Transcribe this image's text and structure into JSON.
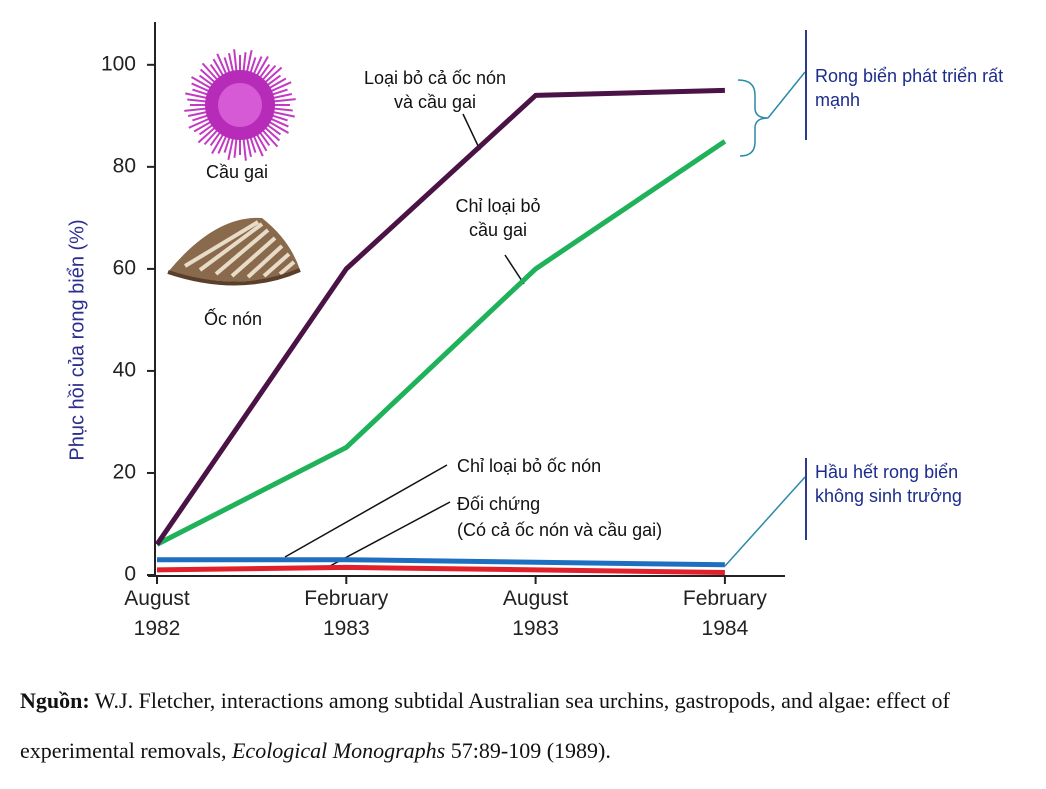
{
  "chart_data": {
    "type": "line",
    "y_label": "Phục hồi của rong biển (%)",
    "categories": [
      "August 1982",
      "February 1983",
      "August 1983",
      "February 1984"
    ],
    "series": [
      {
        "name": "Loại bỏ cả ốc nón và cầu gai",
        "color": "#4b1246",
        "values": [
          6,
          60,
          94,
          95
        ]
      },
      {
        "name": "Chỉ loại bỏ cầu gai",
        "color": "#1fb25a",
        "values": [
          6,
          25,
          60,
          85
        ]
      },
      {
        "name": "Chỉ loại bỏ ốc nón",
        "color": "#1f6fc0",
        "values": [
          3,
          3,
          2.5,
          2
        ]
      },
      {
        "name": "Đối chứng",
        "note": "(Có cả ốc nón và cầu gai)",
        "color": "#e0202a",
        "values": [
          1,
          1.5,
          1,
          0.5
        ]
      }
    ],
    "ylim": [
      0,
      108
    ],
    "yticks": [
      0,
      20,
      40,
      60,
      80,
      100
    ],
    "annotations": {
      "high": "Rong biển phát triển rất mạnh",
      "low": "Hầu hết rong biển không sinh trưởng"
    },
    "illustrations": {
      "urchin": "Cầu gai",
      "limpet": "Ốc nón"
    }
  },
  "source": {
    "label": "Nguồn:",
    "text": "W.J. Fletcher, interactions among subtidal Australian sea urchins, gastropods, and algae: effect of experimental removals,",
    "journal": "Ecological Monographs",
    "ref": "57:89-109 (1989)."
  }
}
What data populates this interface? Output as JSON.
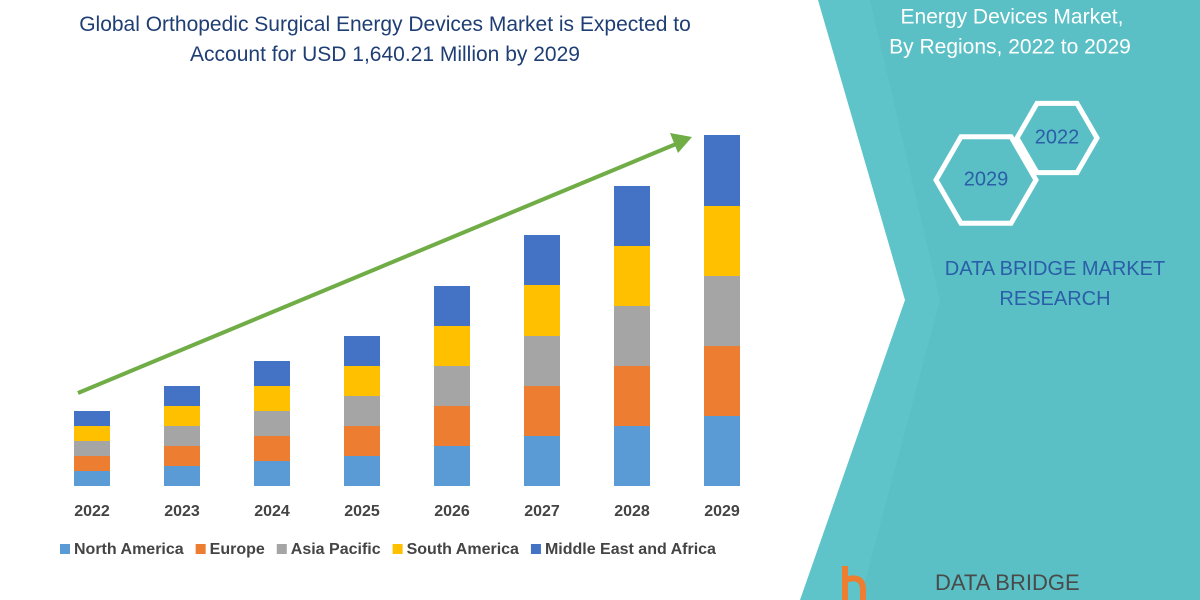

::::::::

◆ The problem ◆
Return each line of the data, keeping its wording exact and omitting pictures.

◆ Solution for this task ◆
Transcribe this image's text and structure into JSON.
{
  "chart_data": {
    "type": "line",
    "y_label": "Phục hồi của rong biển (%)",
    "categories": [
      "August 1982",
      "February 1983",
      "August 1983",
      "February 1984"
    ],
    "series": [
      {
        "name": "Loại bỏ cả ốc nón và cầu gai",
        "color": "#4b1246",
        "values": [
          6,
          60,
          94,
          95
        ]
      },
      {
        "name": "Chỉ loại bỏ cầu gai",
        "color": "#1fb25a",
        "values": [
          6,
          25,
          60,
          85
        ]
      },
      {
        "name": "Chỉ loại bỏ ốc nón",
        "color": "#1f6fc0",
        "values": [
          3,
          3,
          2.5,
          2
        ]
      },
      {
        "name": "Đối chứng",
        "note": "(Có cả ốc nón và cầu gai)",
        "color": "#e0202a",
        "values": [
          1,
          1.5,
          1,
          0.5
        ]
      }
    ],
    "ylim": [
      0,
      108
    ],
    "yticks": [
      0,
      20,
      40,
      60,
      80,
      100
    ],
    "annotations": {
      "high": "Rong biển phát triển rất mạnh",
      "low": "Hầu hết rong biển không sinh trưởng"
    },
    "illustrations": {
      "urchin": "Cầu gai",
      "limpet": "Ốc nón"
    }
  },
  "source": {
    "label": "Nguồn:",
    "text": "W.J. Fletcher, interactions among subtidal Australian sea urchins, gastropods, and algae: effect of experimental removals,",
    "journal": "Ecological Monographs",
    "ref": "57:89-109 (1989)."
  }
}
What data populates this interface? Output as JSON.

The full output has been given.